Return the records in full, exactly as given.

------ SUPPLIED DATA ------

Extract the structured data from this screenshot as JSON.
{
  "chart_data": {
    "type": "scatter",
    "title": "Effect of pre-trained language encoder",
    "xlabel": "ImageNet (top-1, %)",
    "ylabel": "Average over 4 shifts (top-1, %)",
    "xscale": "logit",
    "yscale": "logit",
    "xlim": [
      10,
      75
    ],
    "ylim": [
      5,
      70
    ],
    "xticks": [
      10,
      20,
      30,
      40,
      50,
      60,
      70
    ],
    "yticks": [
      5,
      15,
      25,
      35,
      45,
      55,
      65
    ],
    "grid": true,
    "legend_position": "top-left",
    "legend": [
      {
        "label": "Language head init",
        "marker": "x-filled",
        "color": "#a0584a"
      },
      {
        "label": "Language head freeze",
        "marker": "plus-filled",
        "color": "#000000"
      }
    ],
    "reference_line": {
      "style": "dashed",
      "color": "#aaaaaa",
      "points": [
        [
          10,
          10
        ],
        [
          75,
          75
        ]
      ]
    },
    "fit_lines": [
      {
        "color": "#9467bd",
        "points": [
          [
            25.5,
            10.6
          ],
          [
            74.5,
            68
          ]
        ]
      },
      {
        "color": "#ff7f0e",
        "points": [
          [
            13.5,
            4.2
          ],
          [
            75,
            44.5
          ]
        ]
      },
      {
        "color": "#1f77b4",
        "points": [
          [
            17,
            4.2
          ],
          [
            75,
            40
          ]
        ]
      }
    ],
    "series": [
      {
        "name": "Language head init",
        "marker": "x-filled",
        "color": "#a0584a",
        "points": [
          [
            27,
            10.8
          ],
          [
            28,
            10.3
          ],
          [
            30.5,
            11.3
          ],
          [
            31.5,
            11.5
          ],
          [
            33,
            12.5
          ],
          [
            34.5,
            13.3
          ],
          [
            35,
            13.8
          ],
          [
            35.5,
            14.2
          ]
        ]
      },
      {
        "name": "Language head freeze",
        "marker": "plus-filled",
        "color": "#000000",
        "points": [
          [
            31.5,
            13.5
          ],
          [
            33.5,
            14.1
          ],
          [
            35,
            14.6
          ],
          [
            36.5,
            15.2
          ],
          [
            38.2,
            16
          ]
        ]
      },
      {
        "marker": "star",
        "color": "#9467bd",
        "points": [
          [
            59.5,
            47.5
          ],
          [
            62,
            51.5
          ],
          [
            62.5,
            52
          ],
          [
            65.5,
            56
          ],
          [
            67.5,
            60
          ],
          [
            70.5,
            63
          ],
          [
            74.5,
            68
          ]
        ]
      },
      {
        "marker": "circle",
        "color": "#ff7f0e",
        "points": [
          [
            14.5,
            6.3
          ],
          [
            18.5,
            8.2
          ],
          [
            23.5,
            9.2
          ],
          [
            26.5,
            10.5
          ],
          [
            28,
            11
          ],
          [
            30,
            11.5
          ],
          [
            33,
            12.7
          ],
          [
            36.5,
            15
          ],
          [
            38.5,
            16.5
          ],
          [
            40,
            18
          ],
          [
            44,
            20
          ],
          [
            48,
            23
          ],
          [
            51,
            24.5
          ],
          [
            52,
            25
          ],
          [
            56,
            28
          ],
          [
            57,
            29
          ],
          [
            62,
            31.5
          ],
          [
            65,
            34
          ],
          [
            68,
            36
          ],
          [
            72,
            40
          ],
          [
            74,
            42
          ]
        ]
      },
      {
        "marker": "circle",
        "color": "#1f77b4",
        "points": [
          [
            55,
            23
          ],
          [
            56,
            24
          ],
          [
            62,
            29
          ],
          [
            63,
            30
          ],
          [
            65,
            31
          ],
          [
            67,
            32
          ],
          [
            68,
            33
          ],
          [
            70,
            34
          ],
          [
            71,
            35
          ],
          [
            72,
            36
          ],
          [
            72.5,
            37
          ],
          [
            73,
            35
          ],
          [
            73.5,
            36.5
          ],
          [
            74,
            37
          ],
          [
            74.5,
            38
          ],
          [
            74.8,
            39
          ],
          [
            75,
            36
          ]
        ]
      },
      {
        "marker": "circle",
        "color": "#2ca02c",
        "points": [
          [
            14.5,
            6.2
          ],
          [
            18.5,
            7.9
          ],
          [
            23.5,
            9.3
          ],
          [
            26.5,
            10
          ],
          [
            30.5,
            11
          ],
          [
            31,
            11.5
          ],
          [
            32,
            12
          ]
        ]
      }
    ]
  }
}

------

FINISHED ANSWER
Extract the structured data from this screenshot as JSON.
{
  "chart_data": {
    "type": "scatter",
    "title": "Effect of pre-trained language encoder",
    "xlabel": "ImageNet (top-1, %)",
    "ylabel": "Average over 4 shifts (top-1, %)",
    "xscale": "logit",
    "yscale": "logit",
    "xlim": [
      10,
      75
    ],
    "ylim": [
      5,
      70
    ],
    "xticks": [
      10,
      20,
      30,
      40,
      50,
      60,
      70
    ],
    "yticks": [
      5,
      15,
      25,
      35,
      45,
      55,
      65
    ],
    "grid": true,
    "legend_position": "top-left",
    "legend": [
      {
        "label": "Language head init",
        "marker": "x-filled",
        "color": "#a0584a"
      },
      {
        "label": "Language head freeze",
        "marker": "plus-filled",
        "color": "#000000"
      }
    ],
    "reference_line": {
      "style": "dashed",
      "color": "#aaaaaa",
      "points": [
        [
          10,
          10
        ],
        [
          75,
          75
        ]
      ]
    },
    "fit_lines": [
      {
        "color": "#9467bd",
        "points": [
          [
            25.5,
            10.6
          ],
          [
            74.5,
            68
          ]
        ]
      },
      {
        "color": "#ff7f0e",
        "points": [
          [
            13.5,
            4.2
          ],
          [
            75,
            44.5
          ]
        ]
      },
      {
        "color": "#1f77b4",
        "points": [
          [
            17,
            4.2
          ],
          [
            75,
            40
          ]
        ]
      }
    ],
    "series": [
      {
        "name": "Language head init",
        "marker": "x-filled",
        "color": "#a0584a",
        "points": [
          [
            27,
            10.8
          ],
          [
            28,
            10.3
          ],
          [
            30.5,
            11.3
          ],
          [
            31.5,
            11.5
          ],
          [
            33,
            12.5
          ],
          [
            34.5,
            13.3
          ],
          [
            35,
            13.8
          ],
          [
            35.5,
            14.2
          ]
        ]
      },
      {
        "name": "Language head freeze",
        "marker": "plus-filled",
        "color": "#000000",
        "points": [
          [
            31.5,
            13.5
          ],
          [
            33.5,
            14.1
          ],
          [
            35,
            14.6
          ],
          [
            36.5,
            15.2
          ],
          [
            38.2,
            16
          ]
        ]
      },
      {
        "marker": "star",
        "color": "#9467bd",
        "points": [
          [
            59.5,
            47.5
          ],
          [
            62,
            51.5
          ],
          [
            62.5,
            52
          ],
          [
            65.5,
            56
          ],
          [
            67.5,
            60
          ],
          [
            70.5,
            63
          ],
          [
            74.5,
            68
          ]
        ]
      },
      {
        "marker": "circle",
        "color": "#ff7f0e",
        "points": [
          [
            14.5,
            6.3
          ],
          [
            18.5,
            8.2
          ],
          [
            23.5,
            9.2
          ],
          [
            26.5,
            10.5
          ],
          [
            28,
            11
          ],
          [
            30,
            11.5
          ],
          [
            33,
            12.7
          ],
          [
            36.5,
            15
          ],
          [
            38.5,
            16.5
          ],
          [
            40,
            18
          ],
          [
            44,
            20
          ],
          [
            48,
            23
          ],
          [
            51,
            24.5
          ],
          [
            52,
            25
          ],
          [
            56,
            28
          ],
          [
            57,
            29
          ],
          [
            62,
            31.5
          ],
          [
            65,
            34
          ],
          [
            68,
            36
          ],
          [
            72,
            40
          ],
          [
            74,
            42
          ]
        ]
      },
      {
        "marker": "circle",
        "color": "#1f77b4",
        "points": [
          [
            55,
            23
          ],
          [
            56,
            24
          ],
          [
            62,
            29
          ],
          [
            63,
            30
          ],
          [
            65,
            31
          ],
          [
            67,
            32
          ],
          [
            68,
            33
          ],
          [
            70,
            34
          ],
          [
            71,
            35
          ],
          [
            72,
            36
          ],
          [
            72.5,
            37
          ],
          [
            73,
            35
          ],
          [
            73.5,
            36.5
          ],
          [
            74,
            37
          ],
          [
            74.5,
            38
          ],
          [
            74.8,
            39
          ],
          [
            75,
            36
          ]
        ]
      },
      {
        "marker": "circle",
        "color": "#2ca02c",
        "points": [
          [
            14.5,
            6.2
          ],
          [
            18.5,
            7.9
          ],
          [
            23.5,
            9.3
          ],
          [
            26.5,
            10
          ],
          [
            30.5,
            11
          ],
          [
            31,
            11.5
          ],
          [
            32,
            12
          ]
        ]
      }
    ]
  }
}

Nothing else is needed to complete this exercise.